Stated exercise> Pick out every line that holds the string "Увеличится" and copy it.
>> begin Data for this exercise
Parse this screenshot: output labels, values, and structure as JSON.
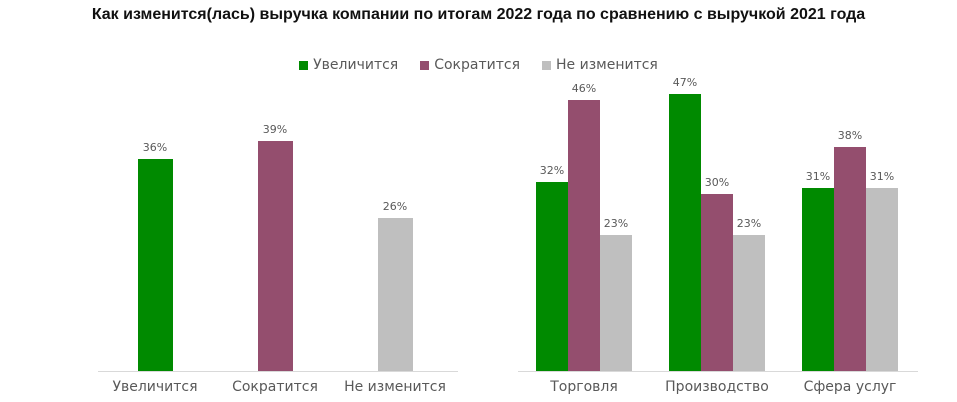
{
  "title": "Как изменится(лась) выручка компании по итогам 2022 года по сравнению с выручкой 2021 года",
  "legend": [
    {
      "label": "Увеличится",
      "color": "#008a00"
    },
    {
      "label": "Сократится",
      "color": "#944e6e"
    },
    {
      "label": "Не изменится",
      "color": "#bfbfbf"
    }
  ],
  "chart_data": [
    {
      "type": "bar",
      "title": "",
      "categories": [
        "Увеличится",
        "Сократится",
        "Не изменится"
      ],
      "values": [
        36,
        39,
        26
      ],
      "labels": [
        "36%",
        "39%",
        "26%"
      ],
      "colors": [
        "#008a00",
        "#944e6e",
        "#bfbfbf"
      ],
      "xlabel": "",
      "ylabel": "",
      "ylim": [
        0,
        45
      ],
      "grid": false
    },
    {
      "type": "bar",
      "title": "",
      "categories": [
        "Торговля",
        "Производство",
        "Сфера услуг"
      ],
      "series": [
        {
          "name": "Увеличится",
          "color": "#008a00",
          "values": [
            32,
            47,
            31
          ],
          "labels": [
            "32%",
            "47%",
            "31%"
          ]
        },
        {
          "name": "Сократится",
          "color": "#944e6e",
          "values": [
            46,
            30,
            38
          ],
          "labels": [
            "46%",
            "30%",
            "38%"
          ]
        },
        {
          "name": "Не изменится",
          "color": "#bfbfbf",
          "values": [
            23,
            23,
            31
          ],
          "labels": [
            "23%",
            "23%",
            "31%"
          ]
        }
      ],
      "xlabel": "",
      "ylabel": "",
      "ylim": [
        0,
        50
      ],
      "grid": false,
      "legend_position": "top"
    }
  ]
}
>> end Data for this exercise
Exercise answer>
      "label": "Увеличится",
        "Увеличится",
          "name": "Увеличится",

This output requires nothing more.